___ Given information ___

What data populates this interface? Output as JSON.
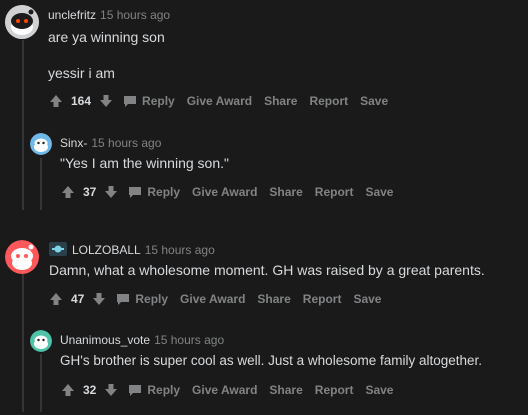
{
  "colors": {
    "background": "#1a1a1b",
    "text": "#d7dadc",
    "muted": "#818384",
    "thread_line": "#343536"
  },
  "actions": {
    "reply": "Reply",
    "give_award": "Give Award",
    "share": "Share",
    "report": "Report",
    "save": "Save"
  },
  "comments": [
    {
      "author": "unclefritz",
      "time": "15 hours ago",
      "lines": [
        "are ya winning son",
        "yessir i am"
      ],
      "score": "164",
      "avatar_icon": "snoo-avatar-gray-icon"
    },
    {
      "author": "Sinx-",
      "time": "15 hours ago",
      "lines": [
        "\"Yes I am the winning son.\""
      ],
      "score": "37",
      "avatar_icon": "snoo-avatar-blue-icon"
    },
    {
      "author": "LOLZOBALL",
      "time": "15 hours ago",
      "lines": [
        "Damn, what a wholesome moment. GH was raised by a great parents."
      ],
      "score": "47",
      "avatar_icon": "snoo-avatar-red-icon",
      "flair_icon": "user-flair-icon"
    },
    {
      "author": "Unanimous_vote",
      "time": "15 hours ago",
      "lines": [
        "GH's brother is super cool as well. Just a wholesome family altogether."
      ],
      "score": "32",
      "avatar_icon": "snoo-avatar-teal-icon"
    }
  ]
}
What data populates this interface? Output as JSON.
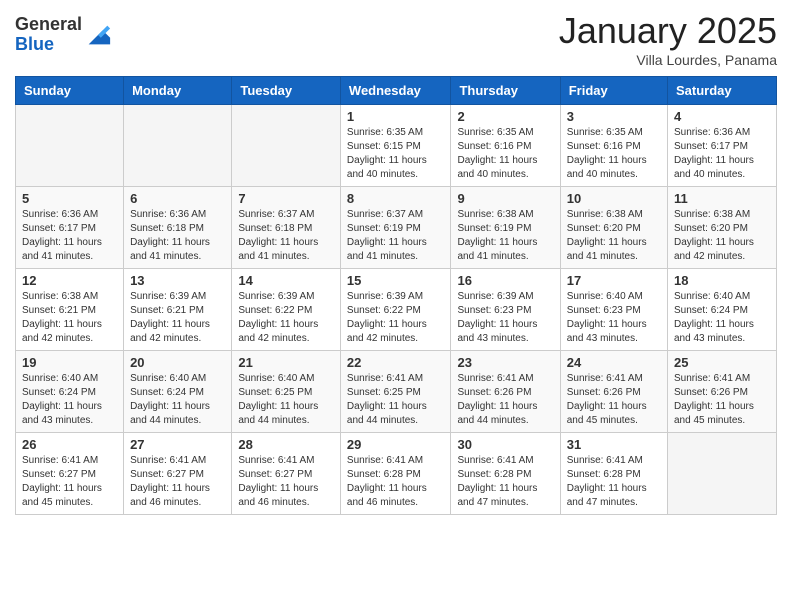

___

Task instructions
Pick out and copy every line that contains the word "snoo".

Task output
      "avatar_icon": "snoo-avatar-gray-icon"
      "avatar_icon": "snoo-avatar-blue-icon"
      "avatar_icon": "snoo-avatar-red-icon",
      "avatar_icon": "snoo-avatar-teal-icon"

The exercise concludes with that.